YOUR TASK: Below is a block of records. Copy every line in it that contains the word "بصره".

RECORDED DATA:
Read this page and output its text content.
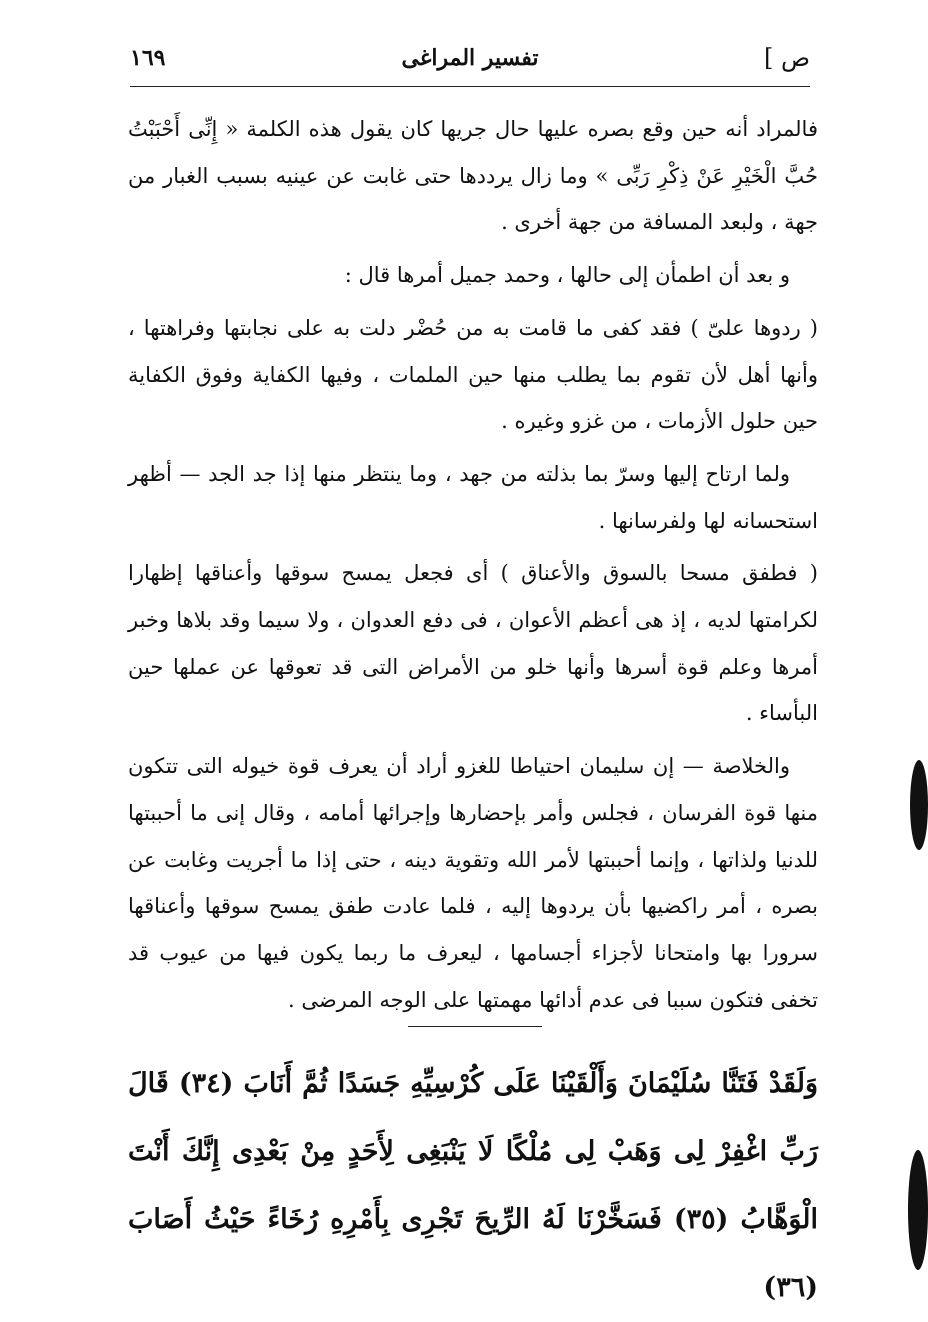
ص ]
تفسير المراغى
١٦٩

فالمراد أنه حين وقع بصره عليها حال جريها كان يقول هذه الكلمة « إِنِّى أَحْبَبْتُ حُبَّ الْخَيْرِ عَنْ ذِكْرِ رَبِّى » وما زال يرددها حتى غابت عن عينيه بسبب الغبار من جهة ، ولبعد المسافة من جهة أخرى .

و بعد أن اطمأن إلى حالها ، وحمد جميل أمرها قال :

( ردوها علىّ ) فقد كفى ما قامت به من حُضْر دلت به على نجابتها وفراهتها ، وأنها أهل لأن تقوم بما يطلب منها حين الملمات ، وفيها الكفاية وفوق الكفاية حين حلول الأزمات ، من غزو وغيره .

ولما ارتاح إليها وسرّ بما بذلته من جهد ، وما ينتظر منها إذا جد الجد — أظهر استحسانه لها ولفرسانها .

( فطفق مسحا بالسوق والأعناق ) أى فجعل يمسح سوقها وأعناقها إظهارا لكرامتها لديه ، إذ هى أعظم الأعوان ، فى دفع العدوان ، ولا سيما وقد بلاها وخبر أمرها وعلم قوة أسرها وأنها خلو من الأمراض التى قد تعوقها عن عملها حين البأساء .

والخلاصة — إن سليمان احتياطا للغزو أراد أن يعرف قوة خيوله التى تتكون منها قوة الفرسان ، فجلس وأمر بإحضارها وإجرائها أمامه ، وقال إنى ما أحببتها للدنيا ولذاتها ، وإنما أحببتها لأمر الله وتقوية دينه ، حتى إذا ما أجريت وغابت عن بصره ، أمر راكضيها بأن يردوها إليه ، فلما عادت طفق يمسح سوقها وأعناقها سرورا بها وامتحانا لأجزاء أجسامها ، ليعرف ما ربما يكون فيها من عيوب قد تخفى فتكون سببا فى عدم أدائها مهمتها على الوجه المرضى .

وَلَقَدْ فَتَنَّا سُلَيْمَانَ وَأَلْقَيْنَا عَلَى كُرْسِيِّهِ جَسَدًا ثُمَّ أَنَابَ (٣٤) قَالَ رَبِّ اغْفِرْ لِى وَهَبْ لِى مُلْكًا لَا يَنْبَغِى لِأَحَدٍ مِنْ بَعْدِى إِنَّكَ أَنْتَ الْوَهَّابُ (٣٥) فَسَخَّرْنَا لَهُ الرِّيحَ تَجْرِى بِأَمْرِهِ رُخَاءً حَيْثُ أَصَابَ (٣٦)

ANSWER TO THIS TASK:
فالمراد أنه حين وقع بصره عليها حال جريها كان يقول هذه الكلمة « إِنِّى أَحْبَبْتُ حُبَّ الْخَيْرِ عَنْ ذِكْرِ رَبِّى » وما زال يرددها حتى غابت عن عينيه بسبب الغبار من جهة ، ولبعد المسافة من جهة أخرى .
والخلاصة — إن سليمان احتياطا للغزو أراد أن يعرف قوة خيوله التى تتكون منها قوة الفرسان ، فجلس وأمر بإحضارها وإجرائها أمامه ، وقال إنى ما أحببتها للدنيا ولذاتها ، وإنما أحببتها لأمر الله وتقوية دينه ، حتى إذا ما أجريت وغابت عن بصره ، أمر راكضيها بأن يردوها إليه ، فلما عادت طفق يمسح سوقها وأعناقها سرورا بها وامتحانا لأجزاء أجسامها ، ليعرف ما ربما يكون فيها من عيوب قد تخفى فتكون سببا فى عدم أدائها مهمتها على الوجه المرضى .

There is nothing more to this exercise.